WHAT YOU NEED TO DO >>
Reproduce every entry exactly.

[Start]

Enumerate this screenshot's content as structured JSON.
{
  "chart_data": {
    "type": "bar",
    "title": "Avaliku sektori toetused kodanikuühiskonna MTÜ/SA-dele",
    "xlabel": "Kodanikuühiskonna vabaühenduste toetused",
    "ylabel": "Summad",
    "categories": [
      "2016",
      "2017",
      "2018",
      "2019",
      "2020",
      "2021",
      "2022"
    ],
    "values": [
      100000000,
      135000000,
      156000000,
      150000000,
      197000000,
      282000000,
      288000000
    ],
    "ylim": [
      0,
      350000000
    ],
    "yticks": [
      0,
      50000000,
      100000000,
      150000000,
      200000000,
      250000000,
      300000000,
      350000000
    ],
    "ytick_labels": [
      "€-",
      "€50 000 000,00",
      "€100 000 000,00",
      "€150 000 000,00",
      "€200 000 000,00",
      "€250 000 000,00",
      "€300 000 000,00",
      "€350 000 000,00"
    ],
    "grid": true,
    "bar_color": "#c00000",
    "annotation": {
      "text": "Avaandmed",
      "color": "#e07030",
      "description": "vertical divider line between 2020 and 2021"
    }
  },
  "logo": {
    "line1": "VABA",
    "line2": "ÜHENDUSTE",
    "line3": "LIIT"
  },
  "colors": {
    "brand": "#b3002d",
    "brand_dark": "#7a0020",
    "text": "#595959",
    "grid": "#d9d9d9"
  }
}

[End]

WRITTEN ANSWER >>
Enumerate this screenshot's content as structured JSON.
{
  "chart_data": {
    "type": "bar",
    "title": "Avaliku sektori toetused kodanikuühiskonna MTÜ/SA-dele",
    "xlabel": "Kodanikuühiskonna vabaühenduste toetused",
    "ylabel": "Summad",
    "categories": [
      "2016",
      "2017",
      "2018",
      "2019",
      "2020",
      "2021",
      "2022"
    ],
    "values": [
      100000000,
      135000000,
      156000000,
      150000000,
      197000000,
      282000000,
      288000000
    ],
    "ylim": [
      0,
      350000000
    ],
    "yticks": [
      0,
      50000000,
      100000000,
      150000000,
      200000000,
      250000000,
      300000000,
      350000000
    ],
    "ytick_labels": [
      "€-",
      "€50 000 000,00",
      "€100 000 000,00",
      "€150 000 000,00",
      "€200 000 000,00",
      "€250 000 000,00",
      "€300 000 000,00",
      "€350 000 000,00"
    ],
    "grid": true,
    "bar_color": "#c00000",
    "annotation": {
      "text": "Avaandmed",
      "color": "#e07030",
      "description": "vertical divider line between 2020 and 2021"
    }
  },
  "logo": {
    "line1": "VABA",
    "line2": "ÜHENDUSTE",
    "line3": "LIIT"
  },
  "colors": {
    "brand": "#b3002d",
    "brand_dark": "#7a0020",
    "text": "#595959",
    "grid": "#d9d9d9"
  }
}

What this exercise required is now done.